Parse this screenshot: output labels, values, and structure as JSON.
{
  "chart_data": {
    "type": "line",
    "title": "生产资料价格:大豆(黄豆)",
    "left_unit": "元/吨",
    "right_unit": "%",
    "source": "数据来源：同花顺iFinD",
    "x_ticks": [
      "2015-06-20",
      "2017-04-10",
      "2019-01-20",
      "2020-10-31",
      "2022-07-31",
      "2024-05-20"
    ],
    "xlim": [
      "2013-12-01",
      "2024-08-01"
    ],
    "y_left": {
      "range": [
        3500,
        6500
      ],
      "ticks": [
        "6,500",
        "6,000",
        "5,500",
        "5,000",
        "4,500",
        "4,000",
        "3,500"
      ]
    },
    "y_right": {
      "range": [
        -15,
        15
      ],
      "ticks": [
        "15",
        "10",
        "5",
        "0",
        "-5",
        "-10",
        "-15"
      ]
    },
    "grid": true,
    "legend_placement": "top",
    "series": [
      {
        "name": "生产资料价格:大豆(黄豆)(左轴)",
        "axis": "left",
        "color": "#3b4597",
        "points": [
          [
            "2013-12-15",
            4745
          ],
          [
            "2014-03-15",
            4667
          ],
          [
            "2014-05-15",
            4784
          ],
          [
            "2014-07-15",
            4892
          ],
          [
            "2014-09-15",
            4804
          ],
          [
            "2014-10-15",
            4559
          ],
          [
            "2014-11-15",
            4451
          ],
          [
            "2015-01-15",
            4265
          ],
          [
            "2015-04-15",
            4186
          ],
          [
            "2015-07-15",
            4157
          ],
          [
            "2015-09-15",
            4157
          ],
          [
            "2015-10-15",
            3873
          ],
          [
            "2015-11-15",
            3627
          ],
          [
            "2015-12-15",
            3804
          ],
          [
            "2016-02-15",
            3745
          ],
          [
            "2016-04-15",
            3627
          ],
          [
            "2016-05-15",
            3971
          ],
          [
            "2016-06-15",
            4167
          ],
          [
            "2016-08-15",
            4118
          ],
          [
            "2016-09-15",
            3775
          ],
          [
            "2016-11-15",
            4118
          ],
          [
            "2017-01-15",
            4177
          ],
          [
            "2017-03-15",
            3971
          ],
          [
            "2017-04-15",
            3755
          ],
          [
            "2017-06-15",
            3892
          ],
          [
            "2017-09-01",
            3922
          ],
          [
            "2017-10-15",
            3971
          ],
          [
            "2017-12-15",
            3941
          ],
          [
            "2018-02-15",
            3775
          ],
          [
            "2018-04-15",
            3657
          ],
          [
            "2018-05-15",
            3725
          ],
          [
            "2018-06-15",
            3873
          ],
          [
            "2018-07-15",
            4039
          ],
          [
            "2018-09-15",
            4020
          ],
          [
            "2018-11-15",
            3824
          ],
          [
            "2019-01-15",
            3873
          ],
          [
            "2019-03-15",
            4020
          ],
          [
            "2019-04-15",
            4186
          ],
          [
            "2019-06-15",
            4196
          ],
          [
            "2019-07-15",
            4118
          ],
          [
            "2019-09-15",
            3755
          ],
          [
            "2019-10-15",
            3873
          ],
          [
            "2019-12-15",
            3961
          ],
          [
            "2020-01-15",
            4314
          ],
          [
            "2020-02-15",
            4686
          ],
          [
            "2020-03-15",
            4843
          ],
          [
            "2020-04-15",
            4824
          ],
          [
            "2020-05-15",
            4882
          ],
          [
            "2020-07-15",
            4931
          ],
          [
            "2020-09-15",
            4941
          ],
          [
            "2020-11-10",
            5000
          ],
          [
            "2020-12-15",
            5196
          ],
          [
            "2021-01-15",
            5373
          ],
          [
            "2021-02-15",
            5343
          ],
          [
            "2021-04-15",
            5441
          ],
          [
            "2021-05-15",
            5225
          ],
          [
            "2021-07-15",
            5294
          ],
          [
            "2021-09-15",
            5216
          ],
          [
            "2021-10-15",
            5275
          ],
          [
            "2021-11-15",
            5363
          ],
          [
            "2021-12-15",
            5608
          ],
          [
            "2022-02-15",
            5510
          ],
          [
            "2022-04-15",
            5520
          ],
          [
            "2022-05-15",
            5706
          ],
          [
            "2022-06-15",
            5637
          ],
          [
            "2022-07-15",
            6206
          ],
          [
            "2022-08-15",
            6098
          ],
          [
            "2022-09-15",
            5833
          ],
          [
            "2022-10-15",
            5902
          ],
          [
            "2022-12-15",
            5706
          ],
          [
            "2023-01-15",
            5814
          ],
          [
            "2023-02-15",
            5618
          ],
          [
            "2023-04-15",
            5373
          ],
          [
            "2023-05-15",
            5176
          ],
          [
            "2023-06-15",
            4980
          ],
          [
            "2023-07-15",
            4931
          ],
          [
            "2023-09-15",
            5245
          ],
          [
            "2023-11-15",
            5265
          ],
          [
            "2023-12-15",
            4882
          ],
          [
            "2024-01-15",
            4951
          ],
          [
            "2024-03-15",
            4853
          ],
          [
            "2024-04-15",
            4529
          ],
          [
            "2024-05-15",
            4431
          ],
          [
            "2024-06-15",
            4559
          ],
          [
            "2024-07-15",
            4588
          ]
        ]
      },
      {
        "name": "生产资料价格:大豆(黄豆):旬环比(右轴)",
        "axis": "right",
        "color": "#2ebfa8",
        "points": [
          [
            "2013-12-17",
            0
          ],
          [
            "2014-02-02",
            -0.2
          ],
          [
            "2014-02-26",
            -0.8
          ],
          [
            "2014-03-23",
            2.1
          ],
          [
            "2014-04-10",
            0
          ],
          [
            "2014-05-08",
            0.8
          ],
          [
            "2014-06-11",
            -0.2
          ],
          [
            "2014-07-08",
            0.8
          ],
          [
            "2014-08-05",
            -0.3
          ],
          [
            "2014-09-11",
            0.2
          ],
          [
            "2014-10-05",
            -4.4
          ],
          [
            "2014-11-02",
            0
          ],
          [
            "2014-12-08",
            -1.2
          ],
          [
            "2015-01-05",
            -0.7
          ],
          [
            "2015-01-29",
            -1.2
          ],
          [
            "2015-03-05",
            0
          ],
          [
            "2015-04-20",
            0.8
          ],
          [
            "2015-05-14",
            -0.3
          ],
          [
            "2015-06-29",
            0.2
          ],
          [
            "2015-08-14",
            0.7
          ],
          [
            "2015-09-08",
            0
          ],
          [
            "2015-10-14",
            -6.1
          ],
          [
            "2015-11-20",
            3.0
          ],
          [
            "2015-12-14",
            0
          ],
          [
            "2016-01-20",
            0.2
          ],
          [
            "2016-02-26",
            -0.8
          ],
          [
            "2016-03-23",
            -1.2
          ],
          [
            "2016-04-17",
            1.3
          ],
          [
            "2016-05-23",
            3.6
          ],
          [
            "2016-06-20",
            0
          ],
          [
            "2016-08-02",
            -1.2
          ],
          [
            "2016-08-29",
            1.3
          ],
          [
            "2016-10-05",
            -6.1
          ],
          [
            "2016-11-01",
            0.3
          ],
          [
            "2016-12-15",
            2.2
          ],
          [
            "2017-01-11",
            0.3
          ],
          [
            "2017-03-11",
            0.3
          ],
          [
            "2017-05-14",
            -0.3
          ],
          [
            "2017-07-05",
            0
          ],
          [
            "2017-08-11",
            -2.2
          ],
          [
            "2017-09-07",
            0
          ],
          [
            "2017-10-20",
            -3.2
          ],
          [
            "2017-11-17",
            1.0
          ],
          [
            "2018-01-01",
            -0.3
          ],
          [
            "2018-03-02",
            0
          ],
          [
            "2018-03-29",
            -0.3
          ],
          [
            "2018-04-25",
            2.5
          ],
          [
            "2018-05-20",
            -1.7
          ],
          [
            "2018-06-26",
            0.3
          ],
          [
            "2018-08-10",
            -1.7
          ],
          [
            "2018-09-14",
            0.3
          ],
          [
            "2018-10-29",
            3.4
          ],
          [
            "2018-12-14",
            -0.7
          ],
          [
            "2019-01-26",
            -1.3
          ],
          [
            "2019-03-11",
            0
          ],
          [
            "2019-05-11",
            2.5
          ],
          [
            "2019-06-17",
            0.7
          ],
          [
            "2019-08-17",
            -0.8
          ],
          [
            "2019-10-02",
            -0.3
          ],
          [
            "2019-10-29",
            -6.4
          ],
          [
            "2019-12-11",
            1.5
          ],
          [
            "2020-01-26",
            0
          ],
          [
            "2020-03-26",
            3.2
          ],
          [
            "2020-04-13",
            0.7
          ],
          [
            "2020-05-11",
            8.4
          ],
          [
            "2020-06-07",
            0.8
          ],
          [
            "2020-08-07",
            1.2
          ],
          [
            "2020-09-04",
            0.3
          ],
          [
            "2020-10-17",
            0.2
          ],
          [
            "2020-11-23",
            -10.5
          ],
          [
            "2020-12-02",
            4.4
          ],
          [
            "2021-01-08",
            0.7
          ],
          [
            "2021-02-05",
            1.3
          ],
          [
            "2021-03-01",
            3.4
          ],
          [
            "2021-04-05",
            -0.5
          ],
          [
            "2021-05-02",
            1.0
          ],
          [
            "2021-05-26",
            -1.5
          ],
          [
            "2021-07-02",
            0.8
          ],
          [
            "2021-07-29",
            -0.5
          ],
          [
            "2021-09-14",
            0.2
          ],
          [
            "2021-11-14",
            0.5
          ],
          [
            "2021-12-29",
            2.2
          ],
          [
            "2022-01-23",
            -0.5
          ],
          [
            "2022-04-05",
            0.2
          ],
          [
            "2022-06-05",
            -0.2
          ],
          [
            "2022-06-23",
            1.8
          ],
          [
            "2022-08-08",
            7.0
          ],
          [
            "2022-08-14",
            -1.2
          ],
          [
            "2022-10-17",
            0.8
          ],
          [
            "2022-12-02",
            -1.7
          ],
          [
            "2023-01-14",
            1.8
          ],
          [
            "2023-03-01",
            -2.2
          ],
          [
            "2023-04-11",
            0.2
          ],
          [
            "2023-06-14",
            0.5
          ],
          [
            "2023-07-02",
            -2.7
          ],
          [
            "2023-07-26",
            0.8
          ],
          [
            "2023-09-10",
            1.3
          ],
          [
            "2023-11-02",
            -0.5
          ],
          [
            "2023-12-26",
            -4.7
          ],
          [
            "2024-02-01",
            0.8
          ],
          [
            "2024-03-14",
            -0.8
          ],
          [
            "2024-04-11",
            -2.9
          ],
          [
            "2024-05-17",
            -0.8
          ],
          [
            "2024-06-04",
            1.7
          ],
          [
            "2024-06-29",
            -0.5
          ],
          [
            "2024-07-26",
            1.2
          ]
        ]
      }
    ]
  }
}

· · ·

From the listing above, copy all lines holding the word "生产资料价格".

◆ Complete response
    "title": "生产资料价格:大豆(黄豆)",
        "name": "生产资料价格:大豆(黄豆)(左轴)",
        "name": "生产资料价格:大豆(黄豆):旬环比(右轴)",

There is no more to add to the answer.